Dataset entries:
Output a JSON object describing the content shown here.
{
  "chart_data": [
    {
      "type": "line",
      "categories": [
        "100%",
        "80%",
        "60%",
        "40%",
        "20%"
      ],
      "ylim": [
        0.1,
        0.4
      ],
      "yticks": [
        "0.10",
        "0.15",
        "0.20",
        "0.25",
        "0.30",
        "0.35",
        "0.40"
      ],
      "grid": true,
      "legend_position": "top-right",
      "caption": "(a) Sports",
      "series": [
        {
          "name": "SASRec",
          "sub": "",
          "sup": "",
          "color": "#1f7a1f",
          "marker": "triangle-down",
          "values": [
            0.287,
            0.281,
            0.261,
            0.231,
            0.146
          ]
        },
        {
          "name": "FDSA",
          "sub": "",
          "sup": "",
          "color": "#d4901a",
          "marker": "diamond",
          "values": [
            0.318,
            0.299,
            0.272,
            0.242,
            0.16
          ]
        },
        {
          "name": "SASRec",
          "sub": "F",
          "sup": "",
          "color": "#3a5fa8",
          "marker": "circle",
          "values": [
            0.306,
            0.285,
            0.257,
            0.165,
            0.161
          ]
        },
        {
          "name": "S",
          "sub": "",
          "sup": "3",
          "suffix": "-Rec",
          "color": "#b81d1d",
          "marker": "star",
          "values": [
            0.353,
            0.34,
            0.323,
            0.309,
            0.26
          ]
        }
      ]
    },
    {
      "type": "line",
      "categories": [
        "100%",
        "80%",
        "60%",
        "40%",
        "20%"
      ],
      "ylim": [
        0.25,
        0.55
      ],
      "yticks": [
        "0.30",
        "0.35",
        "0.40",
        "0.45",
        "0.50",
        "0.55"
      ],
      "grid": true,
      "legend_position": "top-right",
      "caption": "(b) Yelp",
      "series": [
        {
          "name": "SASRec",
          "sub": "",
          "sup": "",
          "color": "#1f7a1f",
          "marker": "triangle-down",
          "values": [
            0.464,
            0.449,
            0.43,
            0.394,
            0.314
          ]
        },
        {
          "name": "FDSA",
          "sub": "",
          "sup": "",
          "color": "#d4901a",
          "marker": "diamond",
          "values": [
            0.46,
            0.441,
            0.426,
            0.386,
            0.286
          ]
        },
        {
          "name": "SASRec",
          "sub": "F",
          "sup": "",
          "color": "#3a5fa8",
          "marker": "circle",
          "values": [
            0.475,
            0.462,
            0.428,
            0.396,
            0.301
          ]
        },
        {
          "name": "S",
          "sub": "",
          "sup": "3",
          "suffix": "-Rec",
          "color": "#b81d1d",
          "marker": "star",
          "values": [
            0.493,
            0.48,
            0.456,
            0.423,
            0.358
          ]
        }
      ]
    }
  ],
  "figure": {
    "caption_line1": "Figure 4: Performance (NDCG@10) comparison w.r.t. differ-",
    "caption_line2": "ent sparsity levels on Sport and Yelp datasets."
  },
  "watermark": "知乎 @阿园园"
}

● **Your instructions**
Return each entry from above without altering a single character.

● **Answer in full**
Output a JSON object describing the content shown here.
{
  "chart_data": [
    {
      "type": "line",
      "categories": [
        "100%",
        "80%",
        "60%",
        "40%",
        "20%"
      ],
      "ylim": [
        0.1,
        0.4
      ],
      "yticks": [
        "0.10",
        "0.15",
        "0.20",
        "0.25",
        "0.30",
        "0.35",
        "0.40"
      ],
      "grid": true,
      "legend_position": "top-right",
      "caption": "(a) Sports",
      "series": [
        {
          "name": "SASRec",
          "sub": "",
          "sup": "",
          "color": "#1f7a1f",
          "marker": "triangle-down",
          "values": [
            0.287,
            0.281,
            0.261,
            0.231,
            0.146
          ]
        },
        {
          "name": "FDSA",
          "sub": "",
          "sup": "",
          "color": "#d4901a",
          "marker": "diamond",
          "values": [
            0.318,
            0.299,
            0.272,
            0.242,
            0.16
          ]
        },
        {
          "name": "SASRec",
          "sub": "F",
          "sup": "",
          "color": "#3a5fa8",
          "marker": "circle",
          "values": [
            0.306,
            0.285,
            0.257,
            0.165,
            0.161
          ]
        },
        {
          "name": "S",
          "sub": "",
          "sup": "3",
          "suffix": "-Rec",
          "color": "#b81d1d",
          "marker": "star",
          "values": [
            0.353,
            0.34,
            0.323,
            0.309,
            0.26
          ]
        }
      ]
    },
    {
      "type": "line",
      "categories": [
        "100%",
        "80%",
        "60%",
        "40%",
        "20%"
      ],
      "ylim": [
        0.25,
        0.55
      ],
      "yticks": [
        "0.30",
        "0.35",
        "0.40",
        "0.45",
        "0.50",
        "0.55"
      ],
      "grid": true,
      "legend_position": "top-right",
      "caption": "(b) Yelp",
      "series": [
        {
          "name": "SASRec",
          "sub": "",
          "sup": "",
          "color": "#1f7a1f",
          "marker": "triangle-down",
          "values": [
            0.464,
            0.449,
            0.43,
            0.394,
            0.314
          ]
        },
        {
          "name": "FDSA",
          "sub": "",
          "sup": "",
          "color": "#d4901a",
          "marker": "diamond",
          "values": [
            0.46,
            0.441,
            0.426,
            0.386,
            0.286
          ]
        },
        {
          "name": "SASRec",
          "sub": "F",
          "sup": "",
          "color": "#3a5fa8",
          "marker": "circle",
          "values": [
            0.475,
            0.462,
            0.428,
            0.396,
            0.301
          ]
        },
        {
          "name": "S",
          "sub": "",
          "sup": "3",
          "suffix": "-Rec",
          "color": "#b81d1d",
          "marker": "star",
          "values": [
            0.493,
            0.48,
            0.456,
            0.423,
            0.358
          ]
        }
      ]
    }
  ],
  "figure": {
    "caption_line1": "Figure 4: Performance (NDCG@10) comparison w.r.t. differ-",
    "caption_line2": "ent sparsity levels on Sport and Yelp datasets."
  },
  "watermark": "知乎 @阿园园"
}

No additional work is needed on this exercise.